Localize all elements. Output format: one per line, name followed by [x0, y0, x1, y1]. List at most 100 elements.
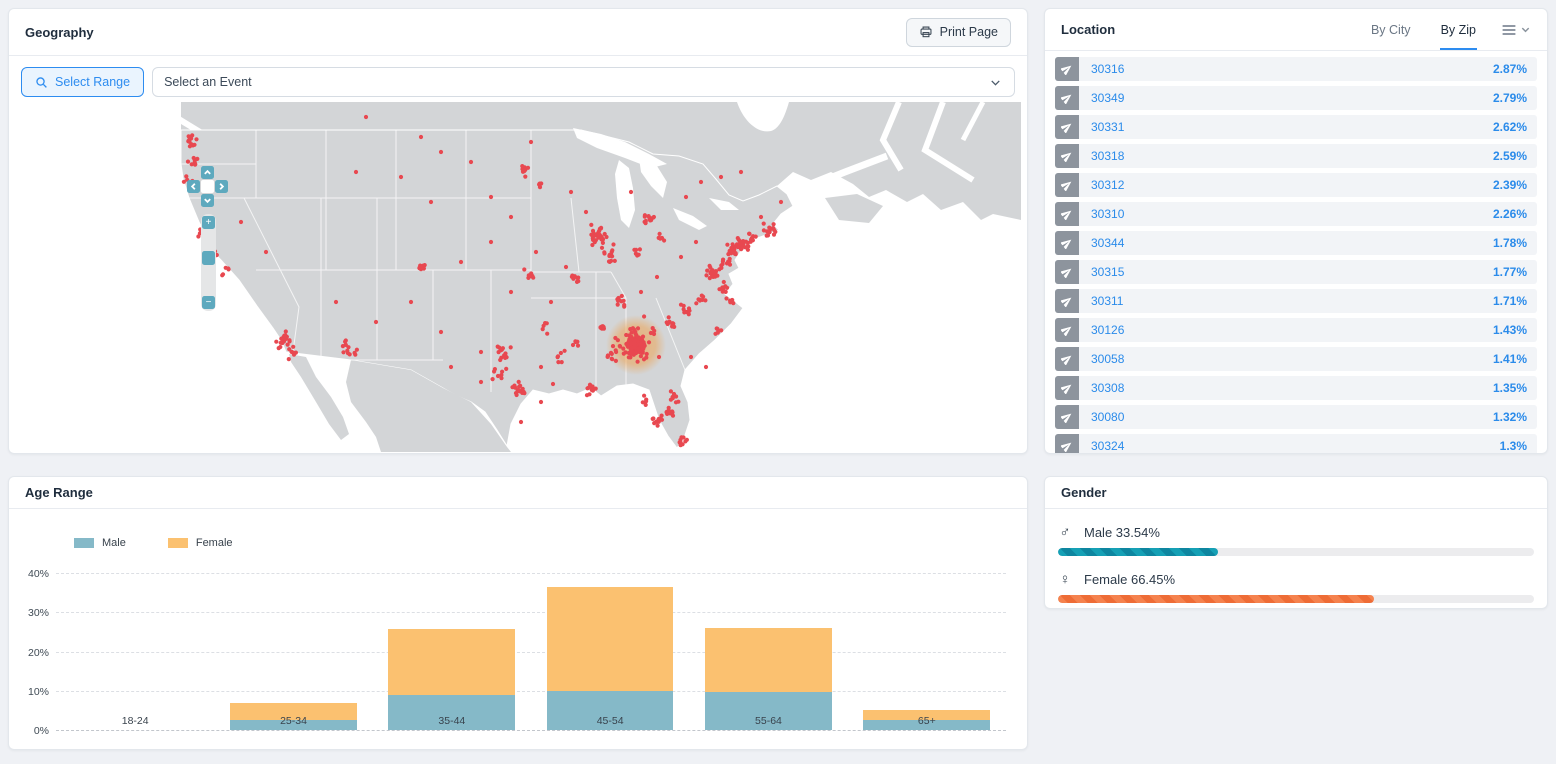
- zip-link[interactable]: 30331: [1091, 120, 1125, 134]
- locate-icon[interactable]: [1055, 347, 1079, 371]
- zip-link[interactable]: 30311: [1091, 294, 1124, 308]
- male-progress-track: [1058, 548, 1534, 556]
- usa-dot-map[interactable]: + −: [175, 100, 1021, 452]
- zip-link[interactable]: 30312: [1091, 178, 1125, 192]
- zip-link[interactable]: 30349: [1091, 91, 1125, 105]
- pan-up-button[interactable]: [201, 166, 214, 179]
- zip-percent: 2.26%: [1492, 207, 1527, 221]
- locate-icon[interactable]: [1055, 376, 1079, 400]
- female-segment: [546, 586, 674, 692]
- map-usa: [180, 129, 794, 449]
- zip-row[interactable]: 30080 1.32%: [1055, 405, 1537, 429]
- zip-link[interactable]: 30126: [1091, 323, 1125, 337]
- category-label: 65+: [917, 715, 936, 727]
- female-progress-fill: [1058, 595, 1375, 603]
- locate-icon[interactable]: [1055, 260, 1079, 284]
- female-segment: [863, 710, 991, 721]
- zip-row[interactable]: 30331 2.62%: [1055, 115, 1537, 139]
- map-dots: [181, 114, 784, 448]
- event-dropdown[interactable]: Select an Event: [152, 67, 1015, 97]
- locate-icon[interactable]: [1055, 57, 1079, 81]
- zip-link[interactable]: 30058: [1091, 352, 1125, 366]
- locate-icon[interactable]: [1055, 173, 1079, 197]
- locate-icon[interactable]: [1055, 405, 1079, 429]
- gridline: [56, 651, 1006, 653]
- zip-percent: 2.59%: [1492, 149, 1527, 163]
- gender-panel: Gender ♂ Male 33.54% ♀ Female 66.45%: [1044, 476, 1548, 609]
- zoom-out-button[interactable]: −: [202, 296, 215, 309]
- zip-row[interactable]: 30308 1.35%: [1055, 376, 1537, 400]
- tab-by-zip[interactable]: By Zip: [1439, 9, 1477, 50]
- locate-icon[interactable]: [1055, 202, 1079, 226]
- y-tick-label: 40%: [27, 568, 49, 580]
- map-baja: [289, 354, 349, 440]
- event-dropdown-value: Select an Event: [164, 75, 252, 89]
- category-label: 25-34: [280, 715, 307, 727]
- map-zoom-slider: + −: [201, 214, 216, 311]
- male-segment: [388, 695, 516, 730]
- pan-left-button[interactable]: [187, 180, 200, 193]
- zip-link[interactable]: 30318: [1091, 149, 1125, 163]
- locate-icon[interactable]: [1055, 231, 1079, 255]
- zip-link[interactable]: 30316: [1091, 62, 1125, 76]
- stacked-bar: [546, 586, 674, 730]
- chart-plot-area: 18-24 25-34 35-44 45-54 55-64 65+: [56, 561, 1006, 731]
- bar-group-45-54: 45-54: [531, 561, 689, 731]
- locate-icon[interactable]: [1055, 434, 1079, 453]
- chevron-down-icon: [988, 75, 1003, 90]
- zip-link[interactable]: 30344: [1091, 236, 1125, 250]
- zip-percent: 1.32%: [1492, 410, 1527, 424]
- zip-row[interactable]: 30058 1.41%: [1055, 347, 1537, 371]
- location-panel: Location By City By Zip 30316 2.87% 30349 2…: [1044, 8, 1548, 454]
- male-stat-row: ♂ Male 33.54%: [1058, 524, 1534, 556]
- geography-toolbar: Select Range Select an Event: [9, 56, 1027, 97]
- zip-percent: 1.78%: [1492, 236, 1527, 250]
- print-page-button[interactable]: Print Page: [905, 17, 1011, 47]
- zip-row[interactable]: 30349 2.79%: [1055, 86, 1537, 110]
- locate-icon[interactable]: [1055, 318, 1079, 342]
- zip-link[interactable]: 30080: [1091, 410, 1125, 424]
- zip-row[interactable]: 30312 2.39%: [1055, 173, 1537, 197]
- age-range-body: Male Female 0% 10% 20% 30% 40% 18-24 25-34 35-…: [9, 509, 1027, 749]
- zip-row[interactable]: 30316 2.87%: [1055, 57, 1537, 81]
- y-tick-label: 20%: [27, 646, 49, 659]
- locate-icon[interactable]: [1055, 115, 1079, 139]
- female-progress-track: [1058, 595, 1534, 603]
- chevron-down-icon: [1520, 24, 1531, 35]
- zip-row[interactable]: 30310 2.26%: [1055, 202, 1537, 226]
- locate-icon[interactable]: [1055, 144, 1079, 168]
- location-title: Location: [1061, 22, 1116, 37]
- zip-link[interactable]: 30315: [1091, 265, 1125, 279]
- gridline: [56, 690, 1006, 692]
- zip-percent: 2.79%: [1492, 91, 1527, 105]
- zip-link[interactable]: 30310: [1091, 207, 1125, 221]
- tab-by-city[interactable]: By City: [1370, 9, 1412, 50]
- gridline: [56, 730, 1006, 731]
- select-range-button[interactable]: Select Range: [21, 67, 145, 97]
- geography-header: Geography Print Page: [9, 9, 1027, 56]
- locate-icon[interactable]: [1055, 289, 1079, 313]
- male-progress-fill: [1058, 548, 1218, 556]
- bar-group-55-64: 55-64: [689, 561, 847, 731]
- zip-link[interactable]: 30324: [1091, 439, 1125, 453]
- location-menu-button[interactable]: [1501, 9, 1531, 50]
- bar-group-18-24: 18-24: [56, 561, 214, 731]
- zoom-slider-handle[interactable]: [202, 251, 215, 265]
- map-pan-control: [187, 166, 228, 207]
- zoom-in-button[interactable]: +: [202, 216, 215, 229]
- geography-panel: Geography Print Page Selec: [8, 8, 1028, 454]
- zip-row[interactable]: 30311 1.71%: [1055, 289, 1537, 313]
- pan-right-button[interactable]: [215, 180, 228, 193]
- zip-row[interactable]: 30344 1.78%: [1055, 231, 1537, 255]
- y-tick-label: 0%: [33, 725, 49, 737]
- zip-row[interactable]: 30315 1.77%: [1055, 260, 1537, 284]
- locate-icon[interactable]: [1055, 86, 1079, 110]
- zip-link[interactable]: 30308: [1091, 381, 1125, 395]
- pan-down-button[interactable]: [201, 194, 214, 207]
- zip-row[interactable]: 30324 1.3%: [1055, 434, 1537, 453]
- y-tick-label: 10%: [27, 685, 49, 698]
- stacked-bar: [863, 710, 991, 730]
- zip-row[interactable]: 30126 1.43%: [1055, 318, 1537, 342]
- map-canada: [181, 102, 1021, 220]
- zip-row[interactable]: 30318 2.59%: [1055, 144, 1537, 168]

## STATED TASK
Rewrite every line of the records above as a numbered list, skipping any blank lines and leaving out the pictures.

## REPLY
1. Localize all elements. Output format: one per line, name followed by [x0, y0, x1, y1]. List at most 100 elements.
2. - zip-link[interactable]: 30331: [1091, 120, 1125, 134]
3. - locate-icon[interactable]: [1055, 347, 1079, 371]
4. - zip-link[interactable]: 30311: [1091, 294, 1124, 308]
5. - male-progress-track: [1058, 548, 1534, 556]
6. - usa-dot-map[interactable]: + −: [175, 100, 1021, 452]
7. - zip-link[interactable]: 30312: [1091, 178, 1125, 192]
8. - zip-link[interactable]: 30349: [1091, 91, 1125, 105]
9. - pan-up-button[interactable]: [201, 166, 214, 179]
10. - zip-percent: 2.26%: [1492, 207, 1527, 221]
11. - locate-icon[interactable]: [1055, 376, 1079, 400]
12. - female-segment: [546, 586, 674, 692]
13. - map-usa: [180, 129, 794, 449]
14. - zip-row[interactable]: 30080 1.32%: [1055, 405, 1537, 429]
15. - zip-link[interactable]: 30126: [1091, 323, 1125, 337]
16. - category-label: 65+: [917, 715, 936, 727]
17. - female-progress-fill: [1058, 595, 1375, 603]
18. - locate-icon[interactable]: [1055, 260, 1079, 284]
19. - female-segment: [863, 710, 991, 721]
20. - zip-row[interactable]: 30331 2.62%: [1055, 115, 1537, 139]
21. - map-dots: [181, 114, 784, 448]
22. - event-dropdown[interactable]: Select an Event: [152, 67, 1015, 97]
23. - locate-icon[interactable]: [1055, 57, 1079, 81]
24. - zip-link[interactable]: 30058: [1091, 352, 1125, 366]
25. - locate-icon[interactable]: [1055, 173, 1079, 197]
26. - locate-icon[interactable]: [1055, 405, 1079, 429]
27. - gridline: [56, 651, 1006, 653]
28. - zip-percent: 2.59%: [1492, 149, 1527, 163]
29. - gender-panel: Gender ♂ Male 33.54% ♀ Female 66.45%: [1044, 476, 1548, 609]
30. - zoom-out-button[interactable]: −: [202, 296, 215, 309]
31. - zip-row[interactable]: 30308 1.35%: [1055, 376, 1537, 400]
32. - tab-by-zip[interactable]: By Zip: [1439, 9, 1477, 50]
33. - locate-icon[interactable]: [1055, 202, 1079, 226]
34. - y-tick-label: 40%: [27, 568, 49, 580]
35. - map-baja: [289, 354, 349, 440]
36. - event-dropdown-value: Select an Event: [164, 75, 252, 89]
37. - category-label: 25-34: [280, 715, 307, 727]
38. - map-zoom-slider: + −: [201, 214, 216, 311]
39. - male-segment: [388, 695, 516, 730]
40. - pan-left-button[interactable]: [187, 180, 200, 193]
41. - zip-link[interactable]: 30318: [1091, 149, 1125, 163]
42. - locate-icon[interactable]: [1055, 231, 1079, 255]
43. - zip-link[interactable]: 30316: [1091, 62, 1125, 76]
44. - stacked-bar: [546, 586, 674, 730]
45. - chart-plot-area: 18-24 25-34 35-44 45-54 55-64 65+: [56, 561, 1006, 731]
46. - bar-group-45-54: 45-54: [531, 561, 689, 731]
47. - locate-icon[interactable]: [1055, 434, 1079, 453]
48. - chevron-down-icon: [988, 75, 1003, 90]
49. - zip-link[interactable]: 30344: [1091, 236, 1125, 250]
50. - zip-percent: 1.32%: [1492, 410, 1527, 424]
51. - zip-row[interactable]: 30058 1.41%: [1055, 347, 1537, 371]
52. - location-panel: Location By City By Zip 30316 2.87% 30349 2…: [1044, 8, 1548, 454]
53. - male-stat-row: ♂ Male 33.54%: [1058, 524, 1534, 556]
54. - geography-toolbar: Select Range Select an Event: [9, 56, 1027, 97]
55. - zip-percent: 1.78%: [1492, 236, 1527, 250]
56. - print-page-button[interactable]: Print Page: [905, 17, 1011, 47]
57. - zip-row[interactable]: 30349 2.79%: [1055, 86, 1537, 110]
58. - locate-icon[interactable]: [1055, 318, 1079, 342]
59. - zip-link[interactable]: 30080: [1091, 410, 1125, 424]
60. - zip-row[interactable]: 30312 2.39%: [1055, 173, 1537, 197]
61. - age-range-body: Male Female 0% 10% 20% 30% 40% 18-24 25-34 35-…: [9, 509, 1027, 749]
62. - zip-row[interactable]: 30316 2.87%: [1055, 57, 1537, 81]
63. - y-tick-label: 20%: [27, 646, 49, 659]
64. - locate-icon[interactable]: [1055, 115, 1079, 139]
65. - female-progress-track: [1058, 595, 1534, 603]
66. - chevron-down-icon: [1520, 24, 1531, 35]
67. - zip-row[interactable]: 30310 2.26%: [1055, 202, 1537, 226]
68. - locate-icon[interactable]: [1055, 144, 1079, 168]
69. - location-title: Location: [1061, 22, 1116, 37]
70. - zip-link[interactable]: 30315: [1091, 265, 1125, 279]
71. - gridline: [56, 690, 1006, 692]
72. - zip-percent: 2.79%: [1492, 91, 1527, 105]
73. - zip-link[interactable]: 30310: [1091, 207, 1125, 221]
74. - tab-by-city[interactable]: By City: [1370, 9, 1412, 50]
75. - gridline: [56, 730, 1006, 731]
76. - select-range-button[interactable]: Select Range: [21, 67, 145, 97]
77. - geography-header: Geography Print Page: [9, 9, 1027, 56]
78. - locate-icon[interactable]: [1055, 289, 1079, 313]
79. - male-progress-fill: [1058, 548, 1218, 556]
80. - bar-group-55-64: 55-64: [689, 561, 847, 731]
81. - zip-link[interactable]: 30324: [1091, 439, 1125, 453]
82. - location-menu-button[interactable]: [1501, 9, 1531, 50]
83. - bar-group-18-24: 18-24: [56, 561, 214, 731]
84. - zoom-slider-handle[interactable]: [202, 251, 215, 265]
85. - map-pan-control: [187, 166, 228, 207]
86. - zoom-in-button[interactable]: +: [202, 216, 215, 229]
87. - geography-panel: Geography Print Page Selec: [8, 8, 1028, 454]
88. - zip-row[interactable]: 30311 1.71%: [1055, 289, 1537, 313]
89. - pan-right-button[interactable]: [215, 180, 228, 193]
90. - zip-row[interactable]: 30344 1.78%: [1055, 231, 1537, 255]
91. - y-tick-label: 0%: [33, 725, 49, 737]
92. - zip-row[interactable]: 30315 1.77%: [1055, 260, 1537, 284]
93. - locate-icon[interactable]: [1055, 86, 1079, 110]
94. - zip-link[interactable]: 30308: [1091, 381, 1125, 395]
95. - pan-down-button[interactable]: [201, 194, 214, 207]
96. - zip-row[interactable]: 30324 1.3%: [1055, 434, 1537, 453]
97. - y-tick-label: 10%: [27, 685, 49, 698]
98. - stacked-bar: [863, 710, 991, 730]
99. - zip-row[interactable]: 30126 1.43%: [1055, 318, 1537, 342]
100. - map-canada: [181, 102, 1021, 220]
101. - zip-row[interactable]: 30318 2.59%: [1055, 144, 1537, 168]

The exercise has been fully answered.